**Challenge:**
Your task is to copy every record exactly.

= = = = = = =

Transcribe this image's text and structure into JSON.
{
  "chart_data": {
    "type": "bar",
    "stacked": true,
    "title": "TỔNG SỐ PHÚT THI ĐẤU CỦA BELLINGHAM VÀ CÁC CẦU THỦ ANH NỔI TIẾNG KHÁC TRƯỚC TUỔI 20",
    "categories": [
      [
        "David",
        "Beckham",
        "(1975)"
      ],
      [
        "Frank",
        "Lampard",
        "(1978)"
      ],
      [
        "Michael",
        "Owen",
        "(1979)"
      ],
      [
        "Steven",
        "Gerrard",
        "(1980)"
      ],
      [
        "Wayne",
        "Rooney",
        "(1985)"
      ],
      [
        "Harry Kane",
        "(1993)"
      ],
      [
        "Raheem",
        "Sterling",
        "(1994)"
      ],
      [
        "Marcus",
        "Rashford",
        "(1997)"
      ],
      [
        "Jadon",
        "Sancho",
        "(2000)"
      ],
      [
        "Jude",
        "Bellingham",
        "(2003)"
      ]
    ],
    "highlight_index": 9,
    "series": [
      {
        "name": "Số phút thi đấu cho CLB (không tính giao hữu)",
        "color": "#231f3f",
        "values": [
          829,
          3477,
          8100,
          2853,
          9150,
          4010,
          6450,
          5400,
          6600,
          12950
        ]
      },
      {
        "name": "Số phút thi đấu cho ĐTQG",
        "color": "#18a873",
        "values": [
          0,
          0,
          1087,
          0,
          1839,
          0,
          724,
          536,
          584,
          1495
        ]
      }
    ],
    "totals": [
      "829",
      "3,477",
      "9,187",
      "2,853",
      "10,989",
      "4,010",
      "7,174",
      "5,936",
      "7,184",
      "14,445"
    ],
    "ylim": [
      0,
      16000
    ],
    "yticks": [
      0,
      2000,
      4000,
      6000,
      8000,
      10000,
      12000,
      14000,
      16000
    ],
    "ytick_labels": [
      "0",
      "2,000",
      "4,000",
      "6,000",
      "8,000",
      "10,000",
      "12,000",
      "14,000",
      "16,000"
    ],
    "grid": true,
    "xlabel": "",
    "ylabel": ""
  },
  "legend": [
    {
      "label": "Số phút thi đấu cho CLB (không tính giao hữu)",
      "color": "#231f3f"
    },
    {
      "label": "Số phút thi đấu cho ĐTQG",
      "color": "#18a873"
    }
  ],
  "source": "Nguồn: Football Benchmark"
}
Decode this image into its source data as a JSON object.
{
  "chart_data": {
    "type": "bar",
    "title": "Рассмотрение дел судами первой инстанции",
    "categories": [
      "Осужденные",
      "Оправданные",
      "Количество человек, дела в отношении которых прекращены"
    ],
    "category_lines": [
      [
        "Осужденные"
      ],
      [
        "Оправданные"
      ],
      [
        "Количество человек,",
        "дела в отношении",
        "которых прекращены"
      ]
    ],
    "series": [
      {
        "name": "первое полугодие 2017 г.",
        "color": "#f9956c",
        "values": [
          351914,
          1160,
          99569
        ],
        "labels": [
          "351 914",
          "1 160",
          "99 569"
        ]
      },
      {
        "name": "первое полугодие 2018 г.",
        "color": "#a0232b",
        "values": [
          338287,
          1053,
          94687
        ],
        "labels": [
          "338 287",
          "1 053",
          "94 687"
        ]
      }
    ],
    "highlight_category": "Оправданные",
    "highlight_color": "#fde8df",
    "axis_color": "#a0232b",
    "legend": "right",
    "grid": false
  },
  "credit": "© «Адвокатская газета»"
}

= = = = = = =

**Correct answer:**
Transcribe this image's text and structure into JSON.
{
  "chart_data": {
    "type": "bar",
    "stacked": true,
    "title": "TỔNG SỐ PHÚT THI ĐẤU CỦA BELLINGHAM VÀ CÁC CẦU THỦ ANH NỔI TIẾNG KHÁC TRƯỚC TUỔI 20",
    "categories": [
      [
        "David",
        "Beckham",
        "(1975)"
      ],
      [
        "Frank",
        "Lampard",
        "(1978)"
      ],
      [
        "Michael",
        "Owen",
        "(1979)"
      ],
      [
        "Steven",
        "Gerrard",
        "(1980)"
      ],
      [
        "Wayne",
        "Rooney",
        "(1985)"
      ],
      [
        "Harry Kane",
        "(1993)"
      ],
      [
        "Raheem",
        "Sterling",
        "(1994)"
      ],
      [
        "Marcus",
        "Rashford",
        "(1997)"
      ],
      [
        "Jadon",
        "Sancho",
        "(2000)"
      ],
      [
        "Jude",
        "Bellingham",
        "(2003)"
      ]
    ],
    "highlight_index": 9,
    "series": [
      {
        "name": "Số phút thi đấu cho CLB (không tính giao hữu)",
        "color": "#231f3f",
        "values": [
          829,
          3477,
          8100,
          2853,
          9150,
          4010,
          6450,
          5400,
          6600,
          12950
        ]
      },
      {
        "name": "Số phút thi đấu cho ĐTQG",
        "color": "#18a873",
        "values": [
          0,
          0,
          1087,
          0,
          1839,
          0,
          724,
          536,
          584,
          1495
        ]
      }
    ],
    "totals": [
      "829",
      "3,477",
      "9,187",
      "2,853",
      "10,989",
      "4,010",
      "7,174",
      "5,936",
      "7,184",
      "14,445"
    ],
    "ylim": [
      0,
      16000
    ],
    "yticks": [
      0,
      2000,
      4000,
      6000,
      8000,
      10000,
      12000,
      14000,
      16000
    ],
    "ytick_labels": [
      "0",
      "2,000",
      "4,000",
      "6,000",
      "8,000",
      "10,000",
      "12,000",
      "14,000",
      "16,000"
    ],
    "grid": true,
    "xlabel": "",
    "ylabel": ""
  },
  "legend": [
    {
      "label": "Số phút thi đấu cho CLB (không tính giao hữu)",
      "color": "#231f3f"
    },
    {
      "label": "Số phút thi đấu cho ĐTQG",
      "color": "#18a873"
    }
  ],
  "source": "Nguồn: Football Benchmark"
}
Decode this image into its source data as a JSON object.
{
  "chart_data": {
    "type": "bar",
    "title": "Рассмотрение дел судами первой инстанции",
    "categories": [
      "Осужденные",
      "Оправданные",
      "Количество человек, дела в отношении которых прекращены"
    ],
    "category_lines": [
      [
        "Осужденные"
      ],
      [
        "Оправданные"
      ],
      [
        "Количество человек,",
        "дела в отношении",
        "которых прекращены"
      ]
    ],
    "series": [
      {
        "name": "первое полугодие 2017 г.",
        "color": "#f9956c",
        "values": [
          351914,
          1160,
          99569
        ],
        "labels": [
          "351 914",
          "1 160",
          "99 569"
        ]
      },
      {
        "name": "первое полугодие 2018 г.",
        "color": "#a0232b",
        "values": [
          338287,
          1053,
          94687
        ],
        "labels": [
          "338 287",
          "1 053",
          "94 687"
        ]
      }
    ],
    "highlight_category": "Оправданные",
    "highlight_color": "#fde8df",
    "axis_color": "#a0232b",
    "legend": "right",
    "grid": false
  },
  "credit": "© «Адвокатская газета»"
}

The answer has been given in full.